- **REQUIRED TASK**
Search the records below for the word "screenshot" and show every line where it occurs.

- **EXERCISE INPUT**

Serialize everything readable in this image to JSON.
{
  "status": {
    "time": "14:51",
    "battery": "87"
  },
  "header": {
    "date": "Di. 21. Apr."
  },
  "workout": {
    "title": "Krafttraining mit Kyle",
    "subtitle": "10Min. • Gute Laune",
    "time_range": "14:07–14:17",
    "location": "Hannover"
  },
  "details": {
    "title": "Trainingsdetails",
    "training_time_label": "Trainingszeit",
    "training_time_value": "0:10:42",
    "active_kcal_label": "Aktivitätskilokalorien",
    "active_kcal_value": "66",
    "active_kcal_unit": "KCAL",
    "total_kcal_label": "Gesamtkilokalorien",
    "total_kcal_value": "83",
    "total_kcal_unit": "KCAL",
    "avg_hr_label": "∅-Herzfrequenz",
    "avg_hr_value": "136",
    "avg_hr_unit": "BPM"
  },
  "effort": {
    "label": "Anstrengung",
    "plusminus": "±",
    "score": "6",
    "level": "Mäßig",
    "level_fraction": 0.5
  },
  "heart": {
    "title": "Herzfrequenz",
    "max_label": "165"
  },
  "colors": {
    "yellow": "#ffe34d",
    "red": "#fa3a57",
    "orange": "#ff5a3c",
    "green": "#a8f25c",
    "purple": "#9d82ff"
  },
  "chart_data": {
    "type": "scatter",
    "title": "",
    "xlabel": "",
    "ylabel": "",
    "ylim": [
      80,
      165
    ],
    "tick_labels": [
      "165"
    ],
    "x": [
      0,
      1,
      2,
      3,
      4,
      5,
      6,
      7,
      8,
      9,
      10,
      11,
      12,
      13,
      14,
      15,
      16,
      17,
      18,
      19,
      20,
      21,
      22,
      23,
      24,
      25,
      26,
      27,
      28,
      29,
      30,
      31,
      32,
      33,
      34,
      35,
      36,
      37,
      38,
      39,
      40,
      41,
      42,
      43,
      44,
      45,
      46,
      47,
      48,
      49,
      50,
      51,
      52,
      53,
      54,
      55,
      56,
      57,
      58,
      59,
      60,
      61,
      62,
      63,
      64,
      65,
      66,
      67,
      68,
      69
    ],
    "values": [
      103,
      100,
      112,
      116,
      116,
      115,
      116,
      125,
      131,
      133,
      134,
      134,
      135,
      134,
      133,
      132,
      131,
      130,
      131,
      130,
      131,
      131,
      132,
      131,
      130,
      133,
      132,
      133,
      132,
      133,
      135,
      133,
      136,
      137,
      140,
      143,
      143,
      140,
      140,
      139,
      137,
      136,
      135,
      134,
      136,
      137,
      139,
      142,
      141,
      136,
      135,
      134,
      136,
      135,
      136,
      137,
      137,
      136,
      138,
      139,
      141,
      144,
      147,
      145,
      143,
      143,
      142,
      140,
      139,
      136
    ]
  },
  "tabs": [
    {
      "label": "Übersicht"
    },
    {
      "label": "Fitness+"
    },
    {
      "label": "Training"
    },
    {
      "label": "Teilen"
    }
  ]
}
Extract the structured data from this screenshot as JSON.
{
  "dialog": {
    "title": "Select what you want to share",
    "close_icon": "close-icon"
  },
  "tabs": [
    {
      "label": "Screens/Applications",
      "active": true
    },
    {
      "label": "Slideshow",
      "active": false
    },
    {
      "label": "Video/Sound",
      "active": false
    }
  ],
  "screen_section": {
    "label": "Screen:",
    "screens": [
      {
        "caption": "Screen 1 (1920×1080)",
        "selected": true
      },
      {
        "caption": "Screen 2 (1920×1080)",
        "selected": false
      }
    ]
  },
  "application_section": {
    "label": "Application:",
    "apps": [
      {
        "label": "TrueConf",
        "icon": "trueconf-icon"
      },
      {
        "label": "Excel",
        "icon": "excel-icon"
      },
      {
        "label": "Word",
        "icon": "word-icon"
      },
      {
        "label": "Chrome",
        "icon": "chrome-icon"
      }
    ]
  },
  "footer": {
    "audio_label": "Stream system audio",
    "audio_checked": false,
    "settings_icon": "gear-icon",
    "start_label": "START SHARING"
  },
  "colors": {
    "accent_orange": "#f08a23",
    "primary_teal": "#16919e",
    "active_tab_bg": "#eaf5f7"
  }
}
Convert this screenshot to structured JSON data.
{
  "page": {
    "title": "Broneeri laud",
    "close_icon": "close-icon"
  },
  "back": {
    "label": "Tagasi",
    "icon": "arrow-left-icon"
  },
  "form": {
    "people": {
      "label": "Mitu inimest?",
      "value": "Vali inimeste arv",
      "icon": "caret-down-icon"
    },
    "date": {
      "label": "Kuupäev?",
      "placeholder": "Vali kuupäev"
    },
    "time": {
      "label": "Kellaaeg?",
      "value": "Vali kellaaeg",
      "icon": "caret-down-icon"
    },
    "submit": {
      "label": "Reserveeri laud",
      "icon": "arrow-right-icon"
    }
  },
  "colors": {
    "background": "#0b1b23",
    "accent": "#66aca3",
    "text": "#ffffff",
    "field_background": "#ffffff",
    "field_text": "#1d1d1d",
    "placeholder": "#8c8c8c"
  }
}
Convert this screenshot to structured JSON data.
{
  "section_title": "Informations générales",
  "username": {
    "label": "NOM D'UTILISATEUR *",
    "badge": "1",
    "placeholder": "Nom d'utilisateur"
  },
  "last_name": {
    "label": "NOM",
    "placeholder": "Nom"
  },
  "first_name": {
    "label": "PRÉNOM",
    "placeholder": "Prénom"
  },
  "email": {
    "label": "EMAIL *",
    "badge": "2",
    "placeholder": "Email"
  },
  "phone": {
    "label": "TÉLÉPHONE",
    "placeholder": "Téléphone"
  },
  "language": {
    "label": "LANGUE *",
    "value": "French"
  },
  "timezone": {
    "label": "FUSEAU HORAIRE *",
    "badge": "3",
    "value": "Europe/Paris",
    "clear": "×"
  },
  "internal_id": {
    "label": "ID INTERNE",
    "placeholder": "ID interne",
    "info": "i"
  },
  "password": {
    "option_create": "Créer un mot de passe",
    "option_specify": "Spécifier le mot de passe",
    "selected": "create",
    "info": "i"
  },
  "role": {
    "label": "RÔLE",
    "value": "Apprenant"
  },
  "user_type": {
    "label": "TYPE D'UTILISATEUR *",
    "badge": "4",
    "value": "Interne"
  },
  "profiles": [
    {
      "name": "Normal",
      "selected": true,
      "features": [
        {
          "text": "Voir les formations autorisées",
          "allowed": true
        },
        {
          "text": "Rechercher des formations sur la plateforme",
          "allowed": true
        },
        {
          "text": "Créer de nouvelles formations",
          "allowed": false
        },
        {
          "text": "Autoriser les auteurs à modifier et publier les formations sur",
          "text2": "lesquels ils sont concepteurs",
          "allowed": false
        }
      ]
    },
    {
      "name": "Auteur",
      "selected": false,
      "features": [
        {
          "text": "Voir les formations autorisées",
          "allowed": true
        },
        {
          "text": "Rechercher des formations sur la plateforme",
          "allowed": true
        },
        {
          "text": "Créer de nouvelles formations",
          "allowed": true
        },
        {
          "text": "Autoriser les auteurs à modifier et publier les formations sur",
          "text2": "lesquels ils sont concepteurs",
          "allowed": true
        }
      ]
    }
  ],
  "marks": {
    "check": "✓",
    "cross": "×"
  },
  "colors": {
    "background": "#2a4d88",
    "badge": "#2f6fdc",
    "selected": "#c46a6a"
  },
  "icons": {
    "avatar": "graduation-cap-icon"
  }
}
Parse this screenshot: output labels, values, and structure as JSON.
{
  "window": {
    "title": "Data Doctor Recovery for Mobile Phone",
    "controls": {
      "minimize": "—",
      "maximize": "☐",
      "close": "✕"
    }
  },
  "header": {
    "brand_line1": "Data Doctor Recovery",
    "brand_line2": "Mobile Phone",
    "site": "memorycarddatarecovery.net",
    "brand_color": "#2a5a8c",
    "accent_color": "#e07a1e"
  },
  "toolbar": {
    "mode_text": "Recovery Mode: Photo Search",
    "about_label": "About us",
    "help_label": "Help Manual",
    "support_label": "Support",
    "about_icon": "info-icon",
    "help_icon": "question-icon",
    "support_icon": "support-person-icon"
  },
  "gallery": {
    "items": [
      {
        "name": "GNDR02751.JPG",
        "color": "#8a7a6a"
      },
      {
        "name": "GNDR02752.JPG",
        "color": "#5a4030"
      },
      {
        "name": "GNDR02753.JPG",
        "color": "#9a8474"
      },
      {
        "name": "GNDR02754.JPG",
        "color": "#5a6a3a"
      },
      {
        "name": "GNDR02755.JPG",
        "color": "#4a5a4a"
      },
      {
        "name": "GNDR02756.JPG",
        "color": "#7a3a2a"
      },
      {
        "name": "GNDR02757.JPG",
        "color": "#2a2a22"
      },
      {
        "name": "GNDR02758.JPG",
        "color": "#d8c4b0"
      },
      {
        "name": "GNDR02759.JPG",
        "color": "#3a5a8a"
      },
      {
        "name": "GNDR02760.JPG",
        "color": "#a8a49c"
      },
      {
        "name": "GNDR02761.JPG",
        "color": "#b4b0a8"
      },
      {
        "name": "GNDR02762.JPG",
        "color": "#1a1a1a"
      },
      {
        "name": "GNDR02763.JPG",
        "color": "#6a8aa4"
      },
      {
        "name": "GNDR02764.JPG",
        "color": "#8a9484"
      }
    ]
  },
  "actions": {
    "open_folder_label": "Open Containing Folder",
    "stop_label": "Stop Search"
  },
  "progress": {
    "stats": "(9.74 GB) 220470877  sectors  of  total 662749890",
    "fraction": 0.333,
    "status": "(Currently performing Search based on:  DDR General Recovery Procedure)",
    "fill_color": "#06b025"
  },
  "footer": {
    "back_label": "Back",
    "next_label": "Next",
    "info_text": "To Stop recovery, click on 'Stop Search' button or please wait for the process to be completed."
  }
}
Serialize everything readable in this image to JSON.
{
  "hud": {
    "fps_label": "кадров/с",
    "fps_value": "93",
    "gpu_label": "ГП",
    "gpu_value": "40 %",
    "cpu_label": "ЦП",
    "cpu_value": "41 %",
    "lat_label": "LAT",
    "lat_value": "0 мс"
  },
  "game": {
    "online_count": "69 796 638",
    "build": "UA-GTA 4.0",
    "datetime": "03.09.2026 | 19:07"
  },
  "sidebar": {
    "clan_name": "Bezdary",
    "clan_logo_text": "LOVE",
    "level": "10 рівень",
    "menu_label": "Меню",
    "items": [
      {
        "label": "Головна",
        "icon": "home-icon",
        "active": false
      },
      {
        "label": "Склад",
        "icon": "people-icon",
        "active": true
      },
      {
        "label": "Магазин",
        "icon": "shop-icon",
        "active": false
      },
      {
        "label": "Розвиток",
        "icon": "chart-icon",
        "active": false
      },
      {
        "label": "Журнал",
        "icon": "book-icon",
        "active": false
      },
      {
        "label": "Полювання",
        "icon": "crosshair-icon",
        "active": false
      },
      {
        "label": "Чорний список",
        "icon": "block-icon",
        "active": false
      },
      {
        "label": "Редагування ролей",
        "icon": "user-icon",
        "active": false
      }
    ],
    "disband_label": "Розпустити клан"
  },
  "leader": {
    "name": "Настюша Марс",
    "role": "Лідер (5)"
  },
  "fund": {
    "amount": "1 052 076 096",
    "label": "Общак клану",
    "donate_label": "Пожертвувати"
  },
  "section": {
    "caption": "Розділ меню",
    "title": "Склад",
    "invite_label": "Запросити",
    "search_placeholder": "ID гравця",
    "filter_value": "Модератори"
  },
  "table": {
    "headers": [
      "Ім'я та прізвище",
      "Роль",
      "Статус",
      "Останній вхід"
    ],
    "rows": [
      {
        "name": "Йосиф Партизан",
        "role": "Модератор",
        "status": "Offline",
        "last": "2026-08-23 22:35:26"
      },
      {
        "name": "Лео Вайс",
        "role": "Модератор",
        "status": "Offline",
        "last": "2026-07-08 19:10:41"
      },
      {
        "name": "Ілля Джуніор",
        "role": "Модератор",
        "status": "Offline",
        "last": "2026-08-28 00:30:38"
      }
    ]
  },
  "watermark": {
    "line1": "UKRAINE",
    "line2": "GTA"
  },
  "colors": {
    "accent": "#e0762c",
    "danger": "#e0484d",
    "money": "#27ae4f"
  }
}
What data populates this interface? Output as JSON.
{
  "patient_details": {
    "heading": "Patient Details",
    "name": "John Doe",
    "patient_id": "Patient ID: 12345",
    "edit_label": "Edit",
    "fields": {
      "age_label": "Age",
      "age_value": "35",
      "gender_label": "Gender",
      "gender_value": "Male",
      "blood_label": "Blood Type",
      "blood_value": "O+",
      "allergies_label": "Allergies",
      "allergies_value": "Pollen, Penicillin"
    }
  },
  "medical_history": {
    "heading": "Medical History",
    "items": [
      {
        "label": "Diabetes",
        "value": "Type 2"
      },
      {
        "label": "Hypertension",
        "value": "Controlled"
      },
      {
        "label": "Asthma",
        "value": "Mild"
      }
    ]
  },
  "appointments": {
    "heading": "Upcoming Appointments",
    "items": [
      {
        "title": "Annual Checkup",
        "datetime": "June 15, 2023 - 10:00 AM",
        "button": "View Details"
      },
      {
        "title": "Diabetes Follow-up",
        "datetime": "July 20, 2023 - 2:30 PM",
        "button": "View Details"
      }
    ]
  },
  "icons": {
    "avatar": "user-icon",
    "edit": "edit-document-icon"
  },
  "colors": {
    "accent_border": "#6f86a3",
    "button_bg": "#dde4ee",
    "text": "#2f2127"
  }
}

- **WORKED SOLUTION**
Extract the structured data from this screenshot as JSON.
Convert this screenshot to structured JSON data.
Convert this screenshot to structured JSON data.
Parse this screenshot: output labels, values, and structure as JSON.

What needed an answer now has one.